— WORK ITEM A —
In the Sukiyaki Western Django review below, please condense the paragraph beginning "Many years later, and the rivalry lives on" into a short list that keeps its main facts.
— WORK ITEM B —
What running time does the Sukiyaki Western Django review below give for the film?
— WORK ITEM C —
Write the next part of the Sukiyaki Western Django review below, picking up after its final sentence.

Showing posts with label Hideaki Ito. Show all posts
Showing posts with label Hideaki Ito. Show all posts

SPECIAL FEATURE: DVD Review: Sukiyaki Western Django























Film: Sukiyaki Western Django
Release date: 2nd February 2009
Certificate: 15
Running time: 121 mins
Director: Takashi Miike
Starring: Hideaki Itô, Masanobu Ando, Kôichi Satô, Kaori Momoi, Yûsuke Iseya
Genre: Action/Western
Studio: Contender
Format: DVD
Country: Japan

This is an English-language release.

Takashi Miike’s name is synonymous with the effect and style of Asian extreme cinema. Most notably Ichi The Killer, Audition and Three Extremes displayed a penchant for gore, twisted characters and the sickest of themes. With Sukiyaki Western Django, we are given Miike’s take on the spaghetti westerns of old. If this director’s reputation is anything to go by then this project promises a depiction of gun slinging worlds apart from the works of Sergio Leone and John Sturges.


The film starts sometime in the past as loner cowboy Piringo sits by his campfire with rattlesnake for dinner. As a small gang of enemies approach him, he tells the story of an ancient rivalry between the Genji and Heike clans, one which has been going strong since the Genpei war. He reveals a prophecy, “the mighty fall at last, to be no more than dust before the wind,” and in a flash he kills his attackers.

Many years later, and the rivalry lives on as strong as ever in the rural western town of Yuda. The white warriors of the Genji are lead by master swordsman Yoshitsune, and they live in hatred for the red warriors of the Heike and their talisman Kiyomori. The small town is growing poorer by the day, but there is great wealth to be found there - legend hints that lying somewhere in the hills is an ancient treasure of staggering value. The two rival tribes are each determined to find it before the other.

One day a gunman rides into town, and although mystery surrounds his past and his appearance, it soon becomes apparent that he is a highly skilled shot and warrior. Both tribes offer him riches beyond his wildest dreams for his help in finding the treasure. As speculation rises as to who he will join, so too does intensity between two lifelong enemies. Soon the small town breaks into a frenzy of murder, backstabbing and split allegiances...

— EXCERPTED RECORDS —
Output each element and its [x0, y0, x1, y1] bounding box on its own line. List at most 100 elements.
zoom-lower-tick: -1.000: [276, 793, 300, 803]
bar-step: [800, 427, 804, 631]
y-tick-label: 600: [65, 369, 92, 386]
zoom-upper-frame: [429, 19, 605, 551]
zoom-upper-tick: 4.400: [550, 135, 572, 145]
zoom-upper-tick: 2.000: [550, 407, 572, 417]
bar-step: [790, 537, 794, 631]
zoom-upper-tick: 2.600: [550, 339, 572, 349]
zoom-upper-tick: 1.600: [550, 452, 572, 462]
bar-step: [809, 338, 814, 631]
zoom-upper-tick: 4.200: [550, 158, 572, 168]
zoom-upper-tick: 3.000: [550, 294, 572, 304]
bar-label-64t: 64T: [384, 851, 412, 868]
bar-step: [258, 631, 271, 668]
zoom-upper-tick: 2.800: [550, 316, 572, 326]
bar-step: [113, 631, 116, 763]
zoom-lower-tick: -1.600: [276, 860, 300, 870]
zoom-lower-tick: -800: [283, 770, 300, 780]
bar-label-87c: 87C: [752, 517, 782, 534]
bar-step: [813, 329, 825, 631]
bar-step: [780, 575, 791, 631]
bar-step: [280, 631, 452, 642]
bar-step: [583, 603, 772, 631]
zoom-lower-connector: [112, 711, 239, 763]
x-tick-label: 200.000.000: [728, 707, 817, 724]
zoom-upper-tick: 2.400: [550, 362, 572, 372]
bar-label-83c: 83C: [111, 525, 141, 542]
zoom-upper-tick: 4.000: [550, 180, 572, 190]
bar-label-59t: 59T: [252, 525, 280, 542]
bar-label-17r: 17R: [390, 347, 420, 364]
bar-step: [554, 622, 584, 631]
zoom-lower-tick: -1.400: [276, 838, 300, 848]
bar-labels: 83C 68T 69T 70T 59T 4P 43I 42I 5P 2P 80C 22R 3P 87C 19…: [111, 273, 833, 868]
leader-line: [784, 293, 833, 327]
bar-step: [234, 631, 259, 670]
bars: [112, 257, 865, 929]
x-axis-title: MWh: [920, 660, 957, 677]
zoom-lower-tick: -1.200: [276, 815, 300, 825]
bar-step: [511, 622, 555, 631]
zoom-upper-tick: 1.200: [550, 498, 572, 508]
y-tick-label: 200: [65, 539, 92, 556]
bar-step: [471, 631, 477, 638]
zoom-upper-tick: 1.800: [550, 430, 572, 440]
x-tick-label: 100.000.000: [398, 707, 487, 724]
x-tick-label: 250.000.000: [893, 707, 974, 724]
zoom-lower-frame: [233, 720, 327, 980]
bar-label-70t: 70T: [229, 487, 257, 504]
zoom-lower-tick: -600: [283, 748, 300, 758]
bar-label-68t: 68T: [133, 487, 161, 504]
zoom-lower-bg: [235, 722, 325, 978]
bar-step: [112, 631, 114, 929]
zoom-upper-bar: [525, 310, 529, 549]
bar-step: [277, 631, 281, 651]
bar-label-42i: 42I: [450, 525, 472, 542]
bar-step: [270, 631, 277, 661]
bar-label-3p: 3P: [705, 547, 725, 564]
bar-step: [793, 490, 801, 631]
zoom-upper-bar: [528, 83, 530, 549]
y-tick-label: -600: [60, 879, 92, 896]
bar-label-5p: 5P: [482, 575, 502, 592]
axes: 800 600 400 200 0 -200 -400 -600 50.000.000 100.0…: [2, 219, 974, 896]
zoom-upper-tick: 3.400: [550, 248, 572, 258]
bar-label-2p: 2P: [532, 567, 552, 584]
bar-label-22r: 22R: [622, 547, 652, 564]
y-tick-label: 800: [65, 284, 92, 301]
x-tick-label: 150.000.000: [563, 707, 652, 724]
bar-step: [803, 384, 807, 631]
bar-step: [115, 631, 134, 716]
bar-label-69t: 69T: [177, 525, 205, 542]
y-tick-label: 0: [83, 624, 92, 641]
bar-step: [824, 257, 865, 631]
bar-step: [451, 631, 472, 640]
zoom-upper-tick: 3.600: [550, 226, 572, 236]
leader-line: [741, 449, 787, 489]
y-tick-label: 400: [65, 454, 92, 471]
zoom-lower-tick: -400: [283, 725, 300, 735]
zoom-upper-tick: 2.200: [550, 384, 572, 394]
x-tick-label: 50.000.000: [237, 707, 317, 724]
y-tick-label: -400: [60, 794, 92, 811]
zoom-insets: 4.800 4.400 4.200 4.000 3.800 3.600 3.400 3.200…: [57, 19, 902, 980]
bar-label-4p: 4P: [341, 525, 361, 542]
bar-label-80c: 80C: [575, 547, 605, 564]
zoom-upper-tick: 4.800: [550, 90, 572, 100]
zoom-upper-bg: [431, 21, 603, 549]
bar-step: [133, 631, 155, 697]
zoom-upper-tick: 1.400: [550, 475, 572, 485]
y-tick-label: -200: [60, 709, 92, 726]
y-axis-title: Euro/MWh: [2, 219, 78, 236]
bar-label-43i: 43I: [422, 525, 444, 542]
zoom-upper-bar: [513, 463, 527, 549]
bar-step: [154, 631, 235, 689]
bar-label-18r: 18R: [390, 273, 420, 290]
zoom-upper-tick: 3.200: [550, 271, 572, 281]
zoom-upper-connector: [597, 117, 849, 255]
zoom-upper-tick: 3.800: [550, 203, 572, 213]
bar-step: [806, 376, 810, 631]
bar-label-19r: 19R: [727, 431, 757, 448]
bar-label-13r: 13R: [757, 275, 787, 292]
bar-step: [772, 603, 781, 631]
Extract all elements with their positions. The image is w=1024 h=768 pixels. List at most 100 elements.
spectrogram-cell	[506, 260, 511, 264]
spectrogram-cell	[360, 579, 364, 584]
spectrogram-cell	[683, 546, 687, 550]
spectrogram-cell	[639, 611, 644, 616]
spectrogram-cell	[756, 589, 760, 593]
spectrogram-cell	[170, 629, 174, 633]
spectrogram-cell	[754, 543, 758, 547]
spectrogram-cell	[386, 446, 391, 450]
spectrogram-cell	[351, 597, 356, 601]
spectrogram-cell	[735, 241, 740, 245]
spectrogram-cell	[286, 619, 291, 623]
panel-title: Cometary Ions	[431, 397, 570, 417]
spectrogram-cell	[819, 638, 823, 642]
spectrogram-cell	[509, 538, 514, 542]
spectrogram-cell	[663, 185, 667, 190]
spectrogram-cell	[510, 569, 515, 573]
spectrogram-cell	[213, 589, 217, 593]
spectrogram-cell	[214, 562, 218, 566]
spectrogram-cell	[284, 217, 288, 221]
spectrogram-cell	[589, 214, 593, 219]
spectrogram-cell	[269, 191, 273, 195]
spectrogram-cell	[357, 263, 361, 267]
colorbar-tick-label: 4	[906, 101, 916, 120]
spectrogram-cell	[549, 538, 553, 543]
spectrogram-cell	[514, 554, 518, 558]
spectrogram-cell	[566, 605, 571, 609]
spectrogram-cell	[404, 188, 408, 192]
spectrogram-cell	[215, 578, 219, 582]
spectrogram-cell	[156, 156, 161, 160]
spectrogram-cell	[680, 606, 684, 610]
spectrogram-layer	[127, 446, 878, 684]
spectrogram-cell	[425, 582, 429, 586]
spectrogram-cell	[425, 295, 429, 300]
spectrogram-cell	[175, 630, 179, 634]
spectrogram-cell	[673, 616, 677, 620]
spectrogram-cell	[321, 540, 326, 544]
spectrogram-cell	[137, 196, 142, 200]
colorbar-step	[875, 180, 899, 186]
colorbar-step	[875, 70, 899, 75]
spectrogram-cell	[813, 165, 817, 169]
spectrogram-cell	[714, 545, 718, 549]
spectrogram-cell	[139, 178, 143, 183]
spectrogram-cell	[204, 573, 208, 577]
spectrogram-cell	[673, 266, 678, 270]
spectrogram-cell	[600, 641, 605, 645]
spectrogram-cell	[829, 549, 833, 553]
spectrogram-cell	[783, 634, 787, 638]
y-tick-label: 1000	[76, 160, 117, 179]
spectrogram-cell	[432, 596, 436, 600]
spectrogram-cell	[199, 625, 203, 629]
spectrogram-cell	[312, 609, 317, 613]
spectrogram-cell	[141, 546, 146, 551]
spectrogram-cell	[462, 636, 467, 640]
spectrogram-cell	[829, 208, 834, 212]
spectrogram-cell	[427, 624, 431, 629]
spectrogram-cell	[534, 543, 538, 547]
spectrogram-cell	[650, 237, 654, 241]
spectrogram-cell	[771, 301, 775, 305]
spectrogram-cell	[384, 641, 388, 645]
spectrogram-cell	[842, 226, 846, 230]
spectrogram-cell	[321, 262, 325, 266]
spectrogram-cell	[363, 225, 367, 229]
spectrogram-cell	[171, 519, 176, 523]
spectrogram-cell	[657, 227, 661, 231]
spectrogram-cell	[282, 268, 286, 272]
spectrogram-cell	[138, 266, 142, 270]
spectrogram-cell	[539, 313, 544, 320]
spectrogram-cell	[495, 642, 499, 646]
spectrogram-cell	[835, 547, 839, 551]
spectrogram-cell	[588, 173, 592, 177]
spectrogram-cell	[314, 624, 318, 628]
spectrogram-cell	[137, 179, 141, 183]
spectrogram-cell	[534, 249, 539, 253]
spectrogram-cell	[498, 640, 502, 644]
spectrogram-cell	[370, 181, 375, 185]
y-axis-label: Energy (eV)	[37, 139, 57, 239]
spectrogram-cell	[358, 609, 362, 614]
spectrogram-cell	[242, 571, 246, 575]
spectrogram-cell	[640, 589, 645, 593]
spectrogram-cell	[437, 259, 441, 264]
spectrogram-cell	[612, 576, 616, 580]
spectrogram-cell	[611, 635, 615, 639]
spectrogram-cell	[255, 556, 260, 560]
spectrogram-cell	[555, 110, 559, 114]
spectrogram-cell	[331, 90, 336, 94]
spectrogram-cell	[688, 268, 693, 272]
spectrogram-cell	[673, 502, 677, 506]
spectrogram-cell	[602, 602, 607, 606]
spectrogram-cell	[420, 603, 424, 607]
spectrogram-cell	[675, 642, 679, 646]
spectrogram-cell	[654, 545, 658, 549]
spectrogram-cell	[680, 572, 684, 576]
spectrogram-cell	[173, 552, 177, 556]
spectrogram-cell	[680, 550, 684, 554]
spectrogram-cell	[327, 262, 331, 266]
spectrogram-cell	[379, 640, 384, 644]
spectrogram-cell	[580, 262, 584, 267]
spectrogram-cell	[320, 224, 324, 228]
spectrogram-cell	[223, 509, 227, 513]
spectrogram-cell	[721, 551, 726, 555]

— REPLY A —
- The Genji–Heike rivalry still thrives in the rural western town of Yuda.
- Master swordsman Yoshitsune leads the white Genji warriors, who hate the red Heike warriors and their talisman Kiyomori.
- The town grows poorer by the day, but legend says a hugely valuable ancient treasure lies in the hills.
- Each tribe is determined to find the treasure before the other.

— REPLY B —
121 minutes.

— REPLY C —
One of the most striking and eye-brow raisingly strange elements of Miike’s film is the language in which it is spoken. This is technically the Japanese director’s first English-language film, but the delivery of the language comes in a way that is so stalled and disjointed that it is barely coherent. With subtitles throughout, this is no doubt deliberate, and it serves to produce the biggest of eastern/western contrasts - it also brings a smile to hear lines like “paybacks a bitch,” and “smells like victory,” spoken in an accent that makes it sound utterly foreign.

The presentation of the script reeks of homage to the type of dialogue you would expect to find spoken by Eastwood or Brenner - it does indeed borrow much from Sergio Corbucci’s 1966 script for Django, which is the film’s main basis. The homage’s come thick and fast, and not only offers the most comedic of parody but shows the director’s infatuation with the genre. We are treated to showdowns, femme fatales, and a mass of other genre conventions - the notion of the lone gunman who comes to town played by Hideako Ito has Charles Bronson written all over it, and the film’s cowboy town is called ‘Yuda’ based in ‘Nevada’.

With a wealth of spaghetti western elements on show, Takashi Miike’s attention to style is still the most effecting part of the film, and its slight downfall. The film has a cameo role for Quentin Tarantino, and it would seem this film has been done much in the same light as 2007 geeked out parody fest, Grindhouse . Unfortunately, it also shares a very similar smugness, and although you must admire Miike’s ability to create remarkable imagery, this film is not as smart as it thinks it is. The bizarre nature of his work may be his trademark but it comes across in many places here as thoughtless – take, for example, the hyper schizophrenic sheriff whose presence on screen is utterly grating.

The imagery, though, is at times beautifully weird and wonderful. We see a range of heavily painted backdrops, a wardrobe that is a pleasing mix of rugged western and Asian robes and, of course, the gore is top notch. Miike is able to show the most stomach churning and explicit visuals to the most comic effect - in one laugh out loud scene, a protégée of the Heike clan has a sword embedded into his skull to the shock of a silenced room, but as blood spurts from his head, he continues to attempt a block.

Unfortunately, the film’s superior style seems to sacrifice any clear plot, and the narrative is often too busy. A cast of unbelievably perverse and crazy characters compete for the screen, and the action is so hectic and relentless that it is all a bit too much to comprehend – the fight scenes are ruined. That said, for fans of Takashi Miike, this is pure indulgence, and to many, its mindless violence is not necessarily a bad thing.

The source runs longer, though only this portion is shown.